*Objective*. Filter the listing below, copying every line in which the word "xlabel" appears.
──────── Records supplied
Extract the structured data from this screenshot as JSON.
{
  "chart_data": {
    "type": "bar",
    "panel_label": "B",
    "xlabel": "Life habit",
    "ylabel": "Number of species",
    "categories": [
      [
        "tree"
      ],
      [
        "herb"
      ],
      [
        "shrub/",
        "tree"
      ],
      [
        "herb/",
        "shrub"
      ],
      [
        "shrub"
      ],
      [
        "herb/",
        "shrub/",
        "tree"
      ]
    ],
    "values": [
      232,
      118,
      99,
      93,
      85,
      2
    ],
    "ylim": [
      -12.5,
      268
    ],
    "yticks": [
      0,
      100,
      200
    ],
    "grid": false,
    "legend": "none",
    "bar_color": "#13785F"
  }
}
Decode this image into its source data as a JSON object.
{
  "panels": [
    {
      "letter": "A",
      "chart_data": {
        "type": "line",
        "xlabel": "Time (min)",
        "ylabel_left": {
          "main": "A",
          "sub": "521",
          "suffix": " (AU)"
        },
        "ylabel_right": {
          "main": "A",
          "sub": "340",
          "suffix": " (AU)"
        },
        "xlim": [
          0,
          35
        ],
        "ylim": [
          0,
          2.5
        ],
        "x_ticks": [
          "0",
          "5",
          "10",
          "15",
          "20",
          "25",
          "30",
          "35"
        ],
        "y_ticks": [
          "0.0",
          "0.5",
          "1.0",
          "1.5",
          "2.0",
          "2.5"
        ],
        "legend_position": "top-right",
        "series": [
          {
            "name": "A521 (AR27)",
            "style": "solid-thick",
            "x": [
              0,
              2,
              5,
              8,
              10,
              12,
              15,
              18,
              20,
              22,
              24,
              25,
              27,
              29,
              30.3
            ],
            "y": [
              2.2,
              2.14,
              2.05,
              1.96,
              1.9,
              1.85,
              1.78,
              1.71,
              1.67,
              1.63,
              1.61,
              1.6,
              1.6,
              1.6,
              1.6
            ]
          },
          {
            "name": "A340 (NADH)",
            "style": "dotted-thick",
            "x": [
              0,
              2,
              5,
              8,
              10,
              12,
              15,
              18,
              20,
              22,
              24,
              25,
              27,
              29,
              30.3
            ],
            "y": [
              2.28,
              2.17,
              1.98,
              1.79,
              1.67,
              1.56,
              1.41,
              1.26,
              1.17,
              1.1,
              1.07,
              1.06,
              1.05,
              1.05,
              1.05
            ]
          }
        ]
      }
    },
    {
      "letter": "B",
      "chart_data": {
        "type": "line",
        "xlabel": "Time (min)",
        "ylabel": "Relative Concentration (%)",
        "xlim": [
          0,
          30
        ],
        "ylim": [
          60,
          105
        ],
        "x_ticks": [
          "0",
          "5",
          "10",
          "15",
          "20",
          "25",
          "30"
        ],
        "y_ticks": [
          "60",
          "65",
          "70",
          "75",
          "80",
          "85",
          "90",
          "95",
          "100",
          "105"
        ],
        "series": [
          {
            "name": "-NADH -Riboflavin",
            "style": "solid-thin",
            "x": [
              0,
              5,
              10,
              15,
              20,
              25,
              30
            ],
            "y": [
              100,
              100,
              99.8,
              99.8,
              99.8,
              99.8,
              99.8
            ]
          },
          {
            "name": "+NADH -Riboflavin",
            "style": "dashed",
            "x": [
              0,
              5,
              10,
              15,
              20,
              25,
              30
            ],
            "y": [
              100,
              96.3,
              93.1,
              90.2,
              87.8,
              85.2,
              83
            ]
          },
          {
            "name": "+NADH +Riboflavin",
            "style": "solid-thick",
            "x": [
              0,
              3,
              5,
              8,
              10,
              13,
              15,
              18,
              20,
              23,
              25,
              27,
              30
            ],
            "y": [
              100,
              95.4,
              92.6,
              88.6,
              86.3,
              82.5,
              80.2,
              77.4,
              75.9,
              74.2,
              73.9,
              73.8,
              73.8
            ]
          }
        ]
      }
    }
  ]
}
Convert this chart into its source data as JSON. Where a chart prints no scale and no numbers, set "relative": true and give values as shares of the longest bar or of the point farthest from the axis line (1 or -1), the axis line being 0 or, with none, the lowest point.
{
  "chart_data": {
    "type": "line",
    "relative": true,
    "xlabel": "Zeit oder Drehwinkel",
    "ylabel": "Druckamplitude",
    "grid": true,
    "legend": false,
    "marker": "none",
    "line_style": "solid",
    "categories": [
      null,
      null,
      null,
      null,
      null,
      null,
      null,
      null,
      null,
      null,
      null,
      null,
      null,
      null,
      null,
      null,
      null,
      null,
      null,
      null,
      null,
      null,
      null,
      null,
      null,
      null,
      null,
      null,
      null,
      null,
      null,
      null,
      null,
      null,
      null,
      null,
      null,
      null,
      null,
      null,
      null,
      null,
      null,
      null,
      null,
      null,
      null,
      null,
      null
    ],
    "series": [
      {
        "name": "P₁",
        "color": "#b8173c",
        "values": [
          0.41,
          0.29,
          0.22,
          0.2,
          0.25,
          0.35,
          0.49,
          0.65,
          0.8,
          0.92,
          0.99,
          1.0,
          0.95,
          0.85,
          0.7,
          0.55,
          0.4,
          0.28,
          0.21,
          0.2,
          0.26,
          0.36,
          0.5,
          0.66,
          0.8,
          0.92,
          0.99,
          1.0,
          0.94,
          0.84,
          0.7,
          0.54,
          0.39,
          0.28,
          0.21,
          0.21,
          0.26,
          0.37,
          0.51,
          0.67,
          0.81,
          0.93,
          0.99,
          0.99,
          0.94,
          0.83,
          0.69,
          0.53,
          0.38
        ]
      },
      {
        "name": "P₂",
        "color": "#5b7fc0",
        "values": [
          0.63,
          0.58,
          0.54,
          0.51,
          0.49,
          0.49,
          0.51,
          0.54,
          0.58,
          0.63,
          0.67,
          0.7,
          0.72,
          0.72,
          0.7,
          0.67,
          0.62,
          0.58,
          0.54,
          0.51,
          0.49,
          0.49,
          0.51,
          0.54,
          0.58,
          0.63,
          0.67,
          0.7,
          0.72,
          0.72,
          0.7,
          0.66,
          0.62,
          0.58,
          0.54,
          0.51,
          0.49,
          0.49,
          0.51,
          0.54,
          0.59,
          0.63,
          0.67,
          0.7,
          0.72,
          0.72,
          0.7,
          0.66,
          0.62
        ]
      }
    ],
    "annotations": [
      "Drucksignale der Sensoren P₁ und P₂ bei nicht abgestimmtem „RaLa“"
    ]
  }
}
────────────────
*Solution for this task*.
    "xlabel": "Life habit",
        "xlabel": "Time (min)",
        "xlabel": "Time (min)",
    "xlabel": "Zeit oder Drehwinkel",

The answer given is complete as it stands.